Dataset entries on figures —
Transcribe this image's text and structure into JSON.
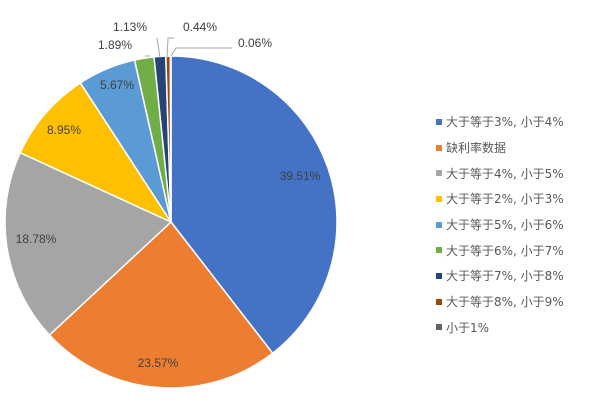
{
  "chart_data": {
    "type": "pie",
    "start_angle_deg": 0,
    "direction": "clockwise",
    "slices": [
      {
        "name": "大于等于3%, 小于4%",
        "value": 39.51,
        "label": "39.51%",
        "color": "#4472C4"
      },
      {
        "name": "缺利率数据",
        "value": 23.57,
        "label": "23.57%",
        "color": "#ED7D31"
      },
      {
        "name": "大于等于4%, 小于5%",
        "value": 18.78,
        "label": "18.78%",
        "color": "#A5A5A5"
      },
      {
        "name": "大于等于2%, 小于3%",
        "value": 8.95,
        "label": "8.95%",
        "color": "#FFC000"
      },
      {
        "name": "大于等于5%, 小于6%",
        "value": 5.67,
        "label": "5.67%",
        "color": "#5B9BD5"
      },
      {
        "name": "大于等于6%, 小于7%",
        "value": 1.89,
        "label": "1.89%",
        "color": "#70AD47"
      },
      {
        "name": "大于等于7%, 小于8%",
        "value": 1.13,
        "label": "1.13%",
        "color": "#264478"
      },
      {
        "name": "大于等于8%, 小于9%",
        "value": 0.44,
        "label": "0.44%",
        "color": "#9E480E"
      },
      {
        "name": "小于1%",
        "value": 0.06,
        "label": "0.06%",
        "color": "#636363"
      }
    ],
    "legend": {
      "position": "right",
      "items": [
        "大于等于3%, 小于4%",
        "缺利率数据",
        "大于等于4%, 小于5%",
        "大于等于2%, 小于3%",
        "大于等于5%, 小于6%",
        "大于等于6%, 小于7%",
        "大于等于7%, 小于8%",
        "大于等于8%, 小于9%",
        "小于1%"
      ]
    }
  }
}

EXERCISE OBJECTIVE —
Without the pictures, restate each entry exactly.

TASK SOLUTION —
Transcribe this image's text and structure into JSON.
{
  "chart_data": {
    "type": "pie",
    "start_angle_deg": 0,
    "direction": "clockwise",
    "slices": [
      {
        "name": "大于等于3%, 小于4%",
        "value": 39.51,
        "label": "39.51%",
        "color": "#4472C4"
      },
      {
        "name": "缺利率数据",
        "value": 23.57,
        "label": "23.57%",
        "color": "#ED7D31"
      },
      {
        "name": "大于等于4%, 小于5%",
        "value": 18.78,
        "label": "18.78%",
        "color": "#A5A5A5"
      },
      {
        "name": "大于等于2%, 小于3%",
        "value": 8.95,
        "label": "8.95%",
        "color": "#FFC000"
      },
      {
        "name": "大于等于5%, 小于6%",
        "value": 5.67,
        "label": "5.67%",
        "color": "#5B9BD5"
      },
      {
        "name": "大于等于6%, 小于7%",
        "value": 1.89,
        "label": "1.89%",
        "color": "#70AD47"
      },
      {
        "name": "大于等于7%, 小于8%",
        "value": 1.13,
        "label": "1.13%",
        "color": "#264478"
      },
      {
        "name": "大于等于8%, 小于9%",
        "value": 0.44,
        "label": "0.44%",
        "color": "#9E480E"
      },
      {
        "name": "小于1%",
        "value": 0.06,
        "label": "0.06%",
        "color": "#636363"
      }
    ],
    "legend": {
      "position": "right",
      "items": [
        "大于等于3%, 小于4%",
        "缺利率数据",
        "大于等于4%, 小于5%",
        "大于等于2%, 小于3%",
        "大于等于5%, 小于6%",
        "大于等于6%, 小于7%",
        "大于等于7%, 小于8%",
        "大于等于8%, 小于9%",
        "小于1%"
      ]
    }
  }
}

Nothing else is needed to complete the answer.